Scan the listing below and copy every line holding "detta".

►

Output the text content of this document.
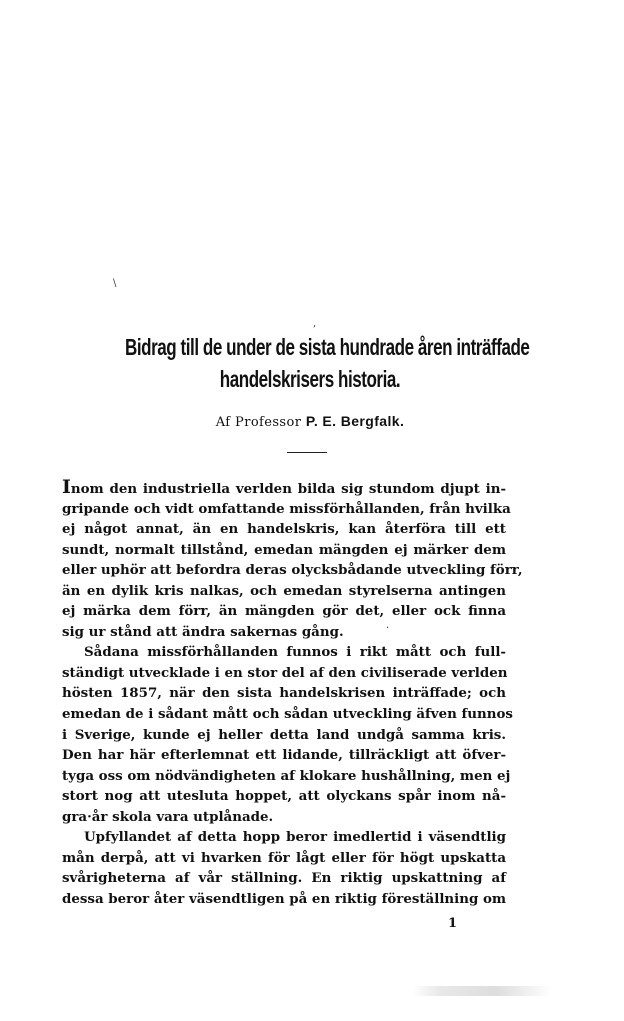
\
,
Bidrag till de under de sista hundrade åren inträffade
handelskrisers historia.
Af Professor P. E. Bergfalk.
Inom den industriella verlden bilda sig stundom djupt in-
gripande och vidt omfattande missförhållanden, från hvilka
ej något annat, än en handelskris, kan återföra till ett
sundt, normalt tillstånd, emedan mängden ej märker dem
eller uphör att befordra deras olycksbådande utveckling förr,
än en dylik kris nalkas, och emedan styrelserna antingen
ej märka dem förr, än mängden gör det, eller ock finna
sig ur stånd att ändra sakernas gång.
Sådana missförhållanden funnos i rikt mått och full-
ständigt utvecklade i en stor del af den civiliserade verlden
hösten 1857, när den sista handelskrisen inträffade; och
emedan de i sådant mått och sådan utveckling äfven funnos
i Sverige, kunde ej heller detta land undgå samma kris.
Den har här efterlemnat ett lidande, tillräckligt att öfver-
tyga oss om nödvändigheten af klokare hushållning, men ej
stort nog att utesluta hoppet, att olyckans spår inom nå-
gra·år skola vara utplånade.
Upfyllandet af detta hopp beror imedlertid i väsendtlig
mån derpå, att vi hvarken för lågt eller för högt upskatta
svårigheterna af vår ställning. En riktig upskattning af
dessa beror åter väsendtligen på en riktig föreställning om
·
1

◄

#### Output for this task
i Sverige, kunde ej heller detta land undgå samma kris.
Upfyllandet af detta hopp beror imedlertid i väsendtlig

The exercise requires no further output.